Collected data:
---+---

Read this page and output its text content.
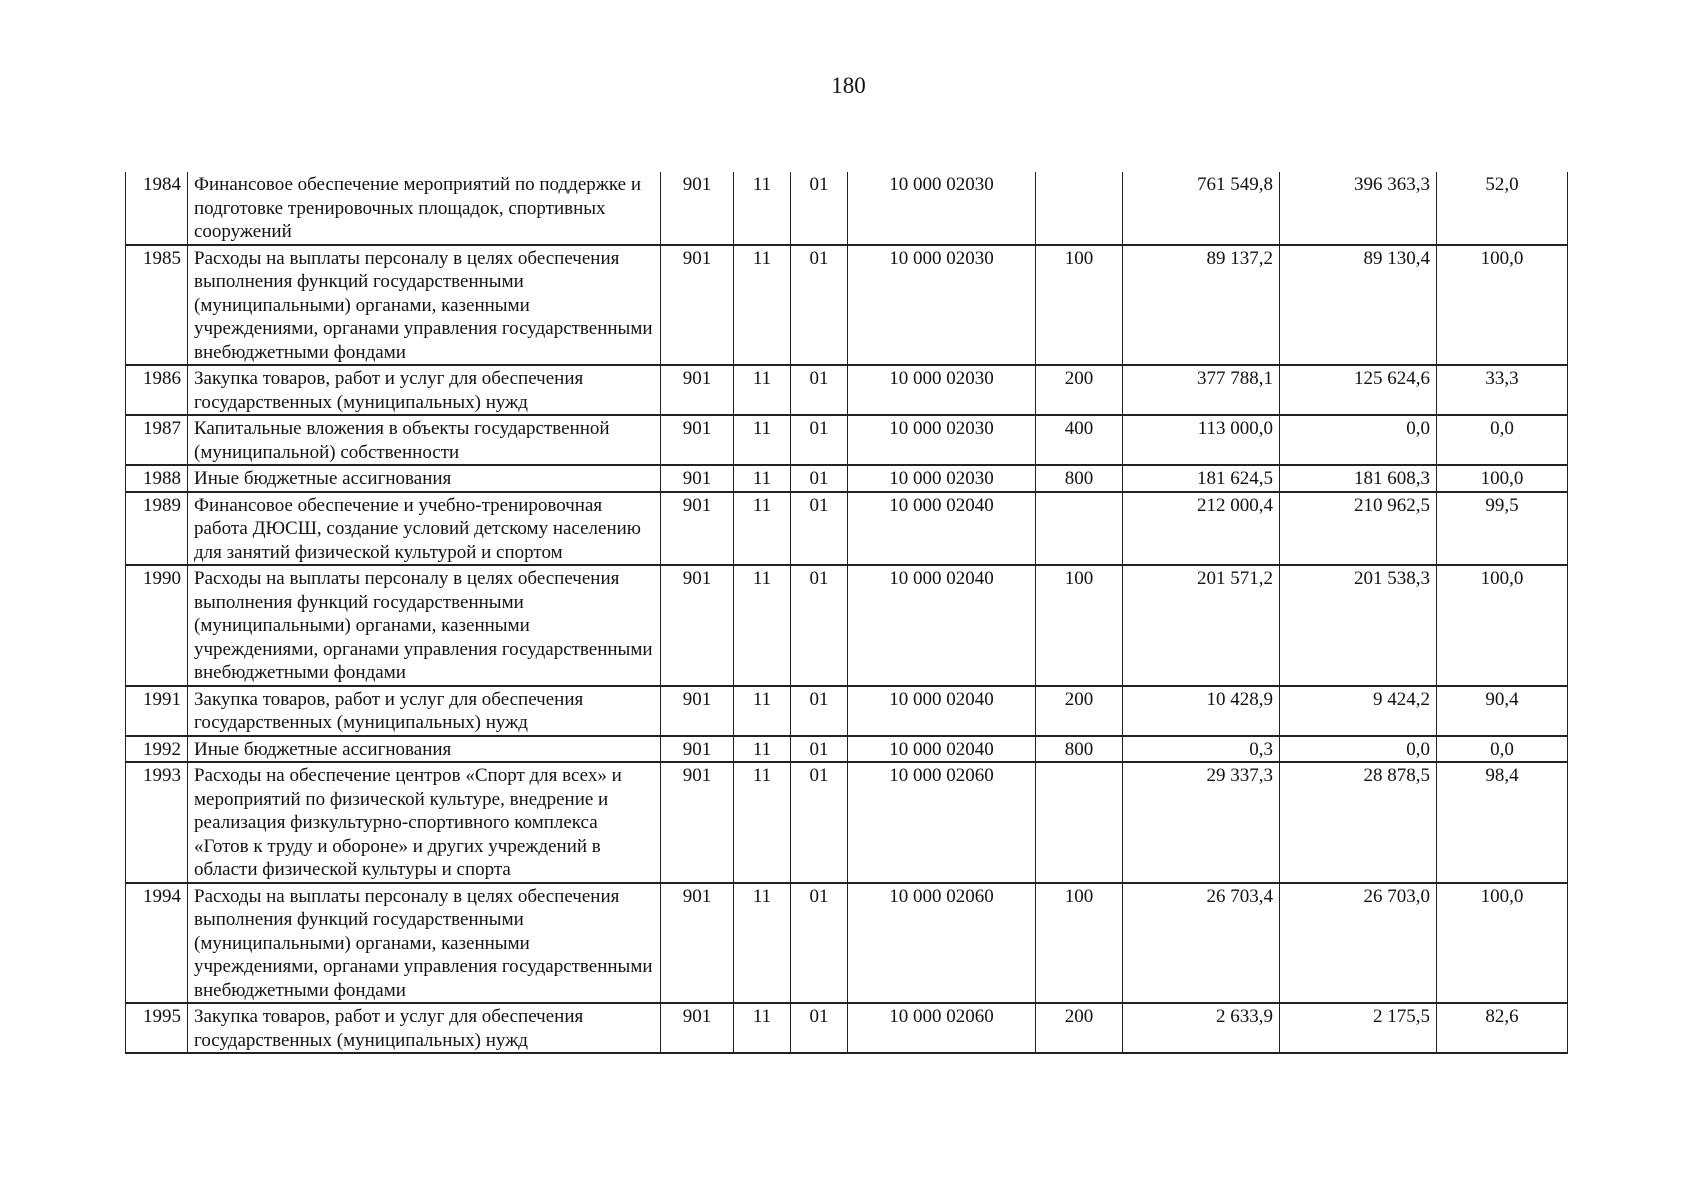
180
1984	Финансовое обеспечение мероприятий по поддержке и подготовке тренировочных площадок, спортивных сооружений	901	11	01	10 000 02030		761 549,8	396 363,3	52,0
1985	Расходы на выплаты персоналу в целях обеспечения выполнения функций государственными (муниципальными) органами, казенными учреждениями, органами управления государственными внебюджетными фондами	901	11	01	10 000 02030	100	89 137,2	89 130,4	100,0
1986	Закупка товаров, работ и услуг для обеспечения государственных (муниципальных) нужд	901	11	01	10 000 02030	200	377 788,1	125 624,6	33,3
1987	Капитальные вложения в объекты государственной (муниципальной) собственности	901	11	01	10 000 02030	400	113 000,0	0,0	0,0
1988	Иные бюджетные ассигнования	901	11	01	10 000 02030	800	181 624,5	181 608,3	100,0
1989	Финансовое обеспечение и учебно-тренировочная работа ДЮСШ, создание условий детскому населению для занятий физической культурой и спортом	901	11	01	10 000 02040		212 000,4	210 962,5	99,5
1990	Расходы на выплаты персоналу в целях обеспечения выполнения функций государственными (муниципальными) органами, казенными учреждениями, органами управления государственными внебюджетными фондами	901	11	01	10 000 02040	100	201 571,2	201 538,3	100,0
1991	Закупка товаров, работ и услуг для обеспечения государственных (муниципальных) нужд	901	11	01	10 000 02040	200	10 428,9	9 424,2	90,4
1992	Иные бюджетные ассигнования	901	11	01	10 000 02040	800	0,3	0,0	0,0
1993	Расходы на обеспечение центров «Спорт для всех» и мероприятий по физической культуре, внедрение и реализация физкультурно-спортивного комплекса «Готов к труду и обороне» и других учреждений в области физической культуры и спорта	901	11	01	10 000 02060		29 337,3	28 878,5	98,4
1994	Расходы на выплаты персоналу в целях обеспечения выполнения функций государственными (муниципальными) органами, казенными учреждениями, органами управления государственными внебюджетными фондами	901	11	01	10 000 02060	100	26 703,4	26 703,0	100,0
1995	Закупка товаров, работ и услуг для обеспечения государственных (муниципальных) нужд	901	11	01	10 000 02060	200	2 633,9	2 175,5	82,6
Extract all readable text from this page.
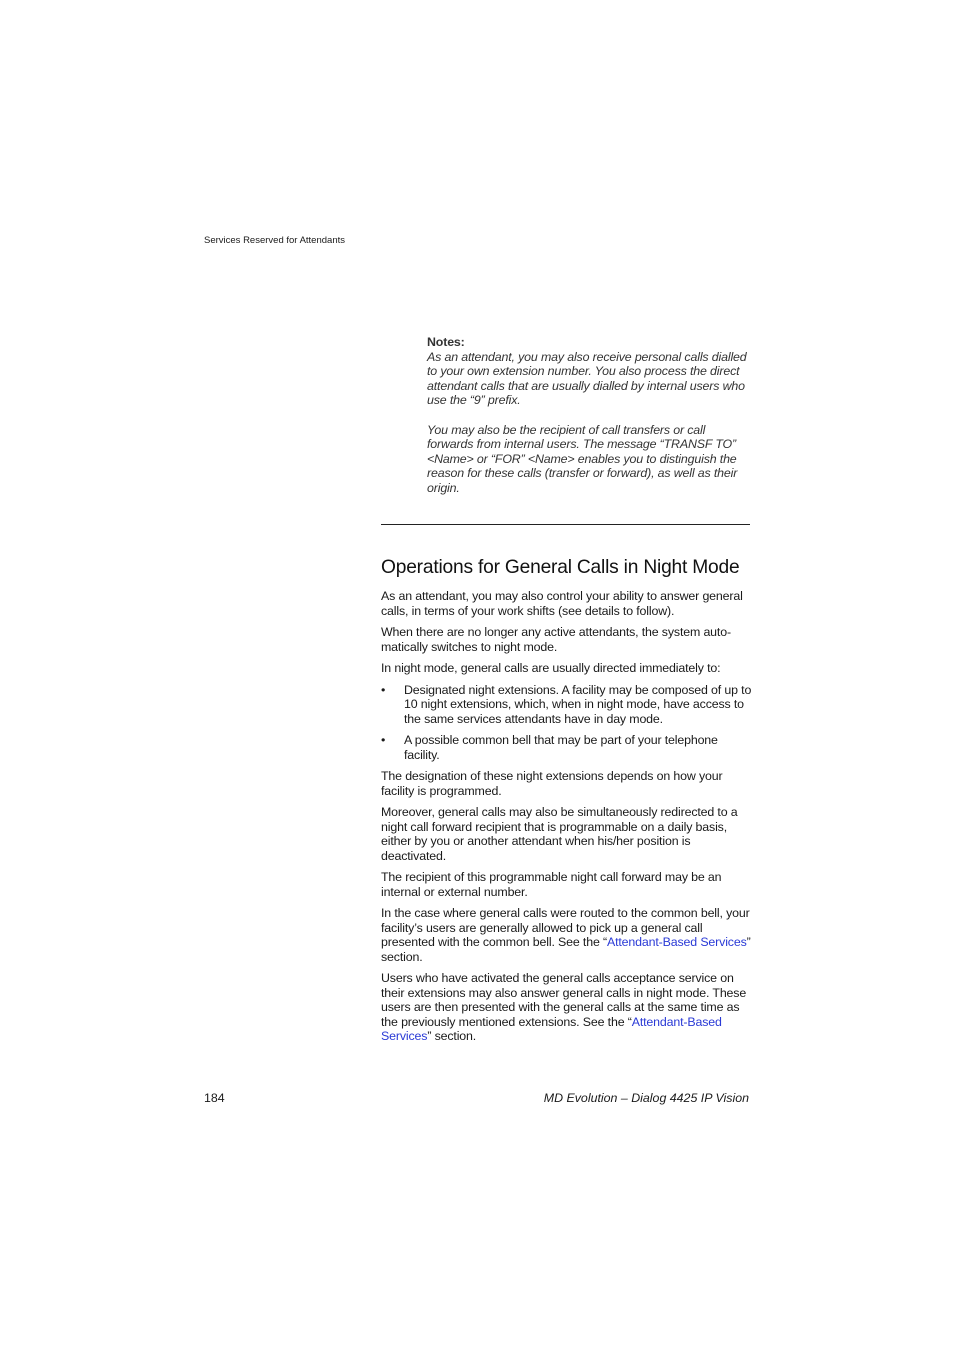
Services Reserved for Attendants
Notes:

As an attendant, you may also receive personal calls dialled to your own extension number. You also process the direct attendant calls that are usually dialled by internal users who use the “9” prefix.

You may also be the recipient of call transfers or call forwards from internal users. The message “TRANSF TO” <Name> or “FOR” <Name> enables you to distinguish the reason for these calls (transfer or forward), as well as their origin.

Operations for General Calls in Night Mode

As an attendant, you may also control your ability to answer general calls, in terms of your work shifts (see details to follow).

When there are no longer any active attendants, the system auto-matically switches to night mode.

In night mode, general calls are usually directed immediately to:

• Designated night extensions. A facility may be composed of up to 10 night extensions, which, when in night mode, have access to the same services attendants have in day mode.
• A possible common bell that may be part of your telephone facility.

The designation of these night extensions depends on how your facility is programmed.

Moreover, general calls may also be simultaneously redirected to a night call forward recipient that is programmable on a daily basis, either by you or another attendant when his/her position is deactivated.

The recipient of this programmable night call forward may be an internal or external number.

In the case where general calls were routed to the common bell, your facility’s users are generally allowed to pick up a general call presented with the common bell. See the “Attendant-Based Services” section.

Users who have activated the general calls acceptance service on their extensions may also answer general calls in night mode. These users are then presented with the general calls at the same time as the previously mentioned extensions. See the “Attendant-Based Services” section.

184	MD Evolution – Dialog 4425 IP Vision
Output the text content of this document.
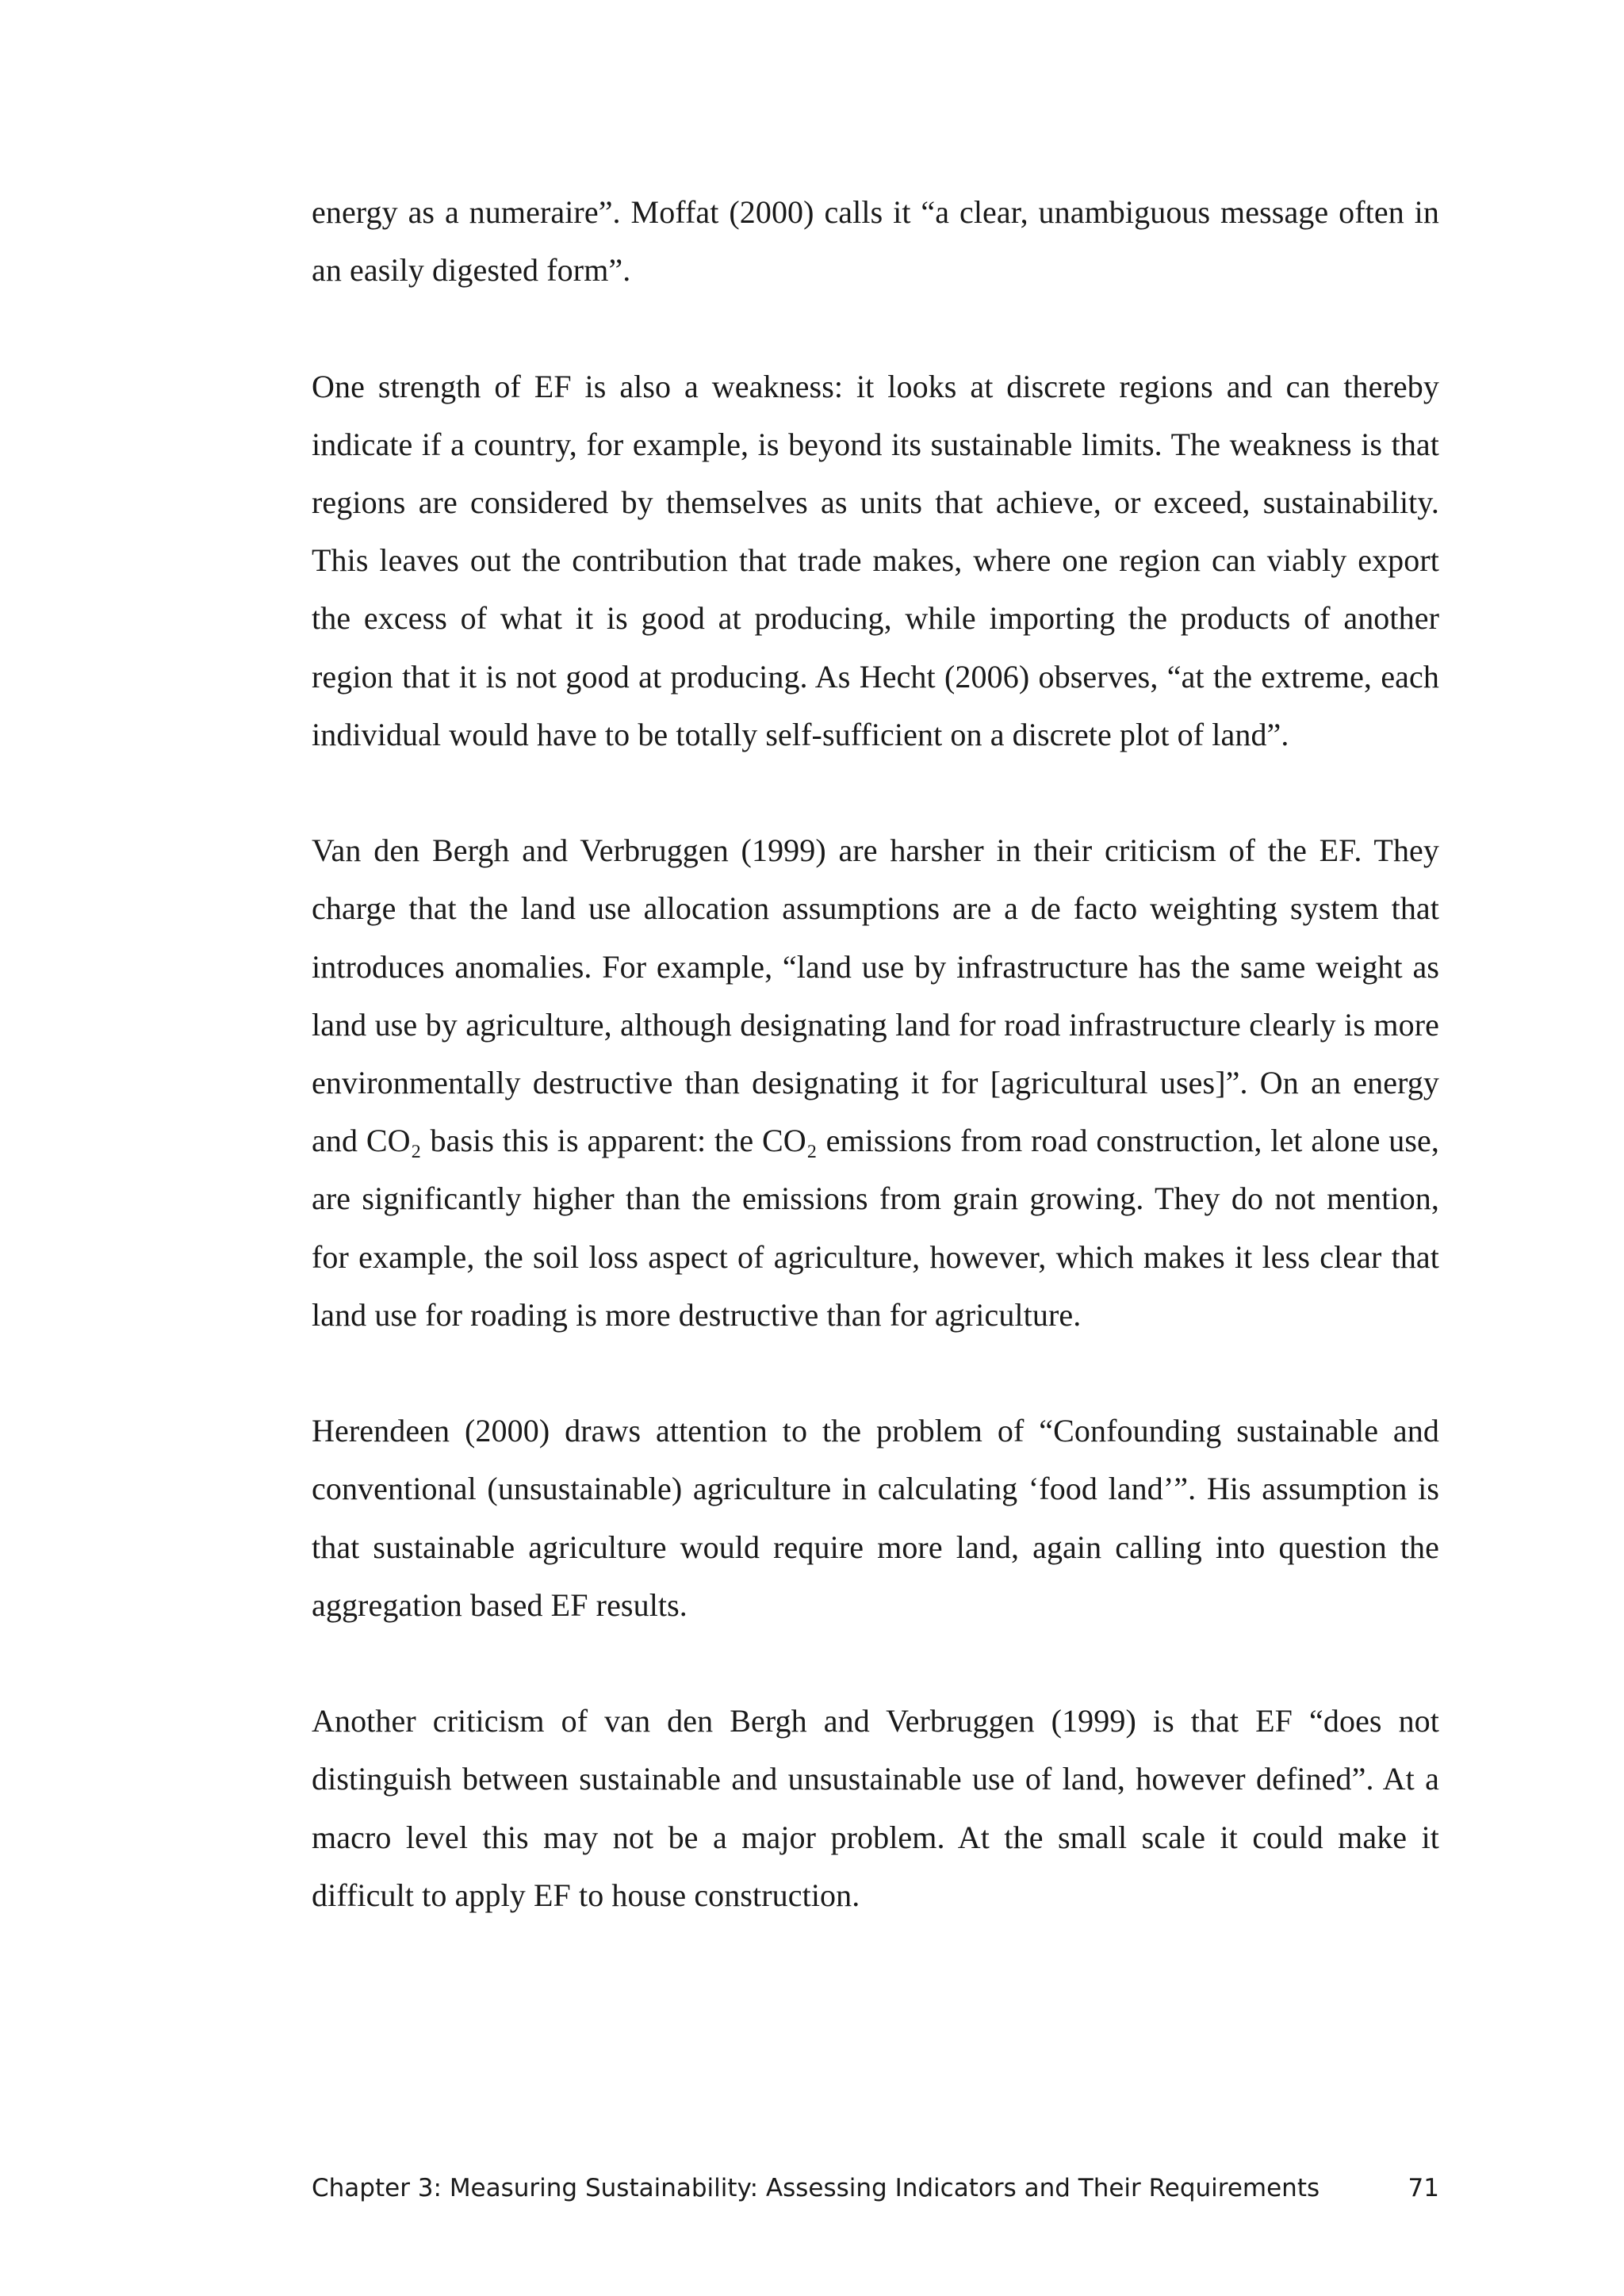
energy as a numeraire”. Moffat (2000) calls it “a clear, unambiguous message often in an easily digested form”.

One strength of EF is also a weakness: it looks at discrete regions and can thereby indicate if a country, for example, is beyond its sustainable limits. The weakness is that regions are considered by themselves as units that achieve, or exceed, sustainability. This leaves out the contribution that trade makes, where one region can viably export the excess of what it is good at producing, while importing the products of another region that it is not good at producing. As Hecht (2006) observes, “at the extreme, each individual would have to be totally self-sufficient on a discrete plot of land”.

Van den Bergh and Verbruggen (1999) are harsher in their criticism of the EF. They charge that the land use allocation assumptions are a de facto weighting system that introduces anomalies. For example, “land use by infrastructure has the same weight as land use by agriculture, although designating land for road infrastructure clearly is more environmentally destructive than designating it for [agricultural uses]”. On an energy and CO₂ basis this is apparent: the CO₂ emissions from road construction, let alone use, are significantly higher than the emissions from grain growing. They do not mention, for example, the soil loss aspect of agriculture, however, which makes it less clear that land use for roading is more destructive than for agriculture.

Herendeen (2000) draws attention to the problem of “Confounding sustainable and conventional (unsustainable) agriculture in calculating ‘food land’”. His assumption is that sustainable agriculture would require more land, again calling into question the aggregation based EF results.

Another criticism of van den Bergh and Verbruggen (1999) is that EF “does not distinguish between sustainable and unsustainable use of land, however defined”. At a macro level this may not be a major problem. At the small scale it could make it difficult to apply EF to house construction.

Chapter 3: Measuring Sustainability: Assessing Indicators and Their Requirements	71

---+---

(DIRECTIONS FOR THIS TASK) Show the lines of the material that contain the word "answer".

(THE COMPLETED TASK)
As an attendant, you may also control your ability to answer general calls, in terms of your work shifts (see details to follow).
Users who have activated the general calls acceptance service on their extensions may also answer general calls in night mode. These users are then presented with the general calls at the same time as the previously mentioned extensions. See the “Attendant-Based Services” section.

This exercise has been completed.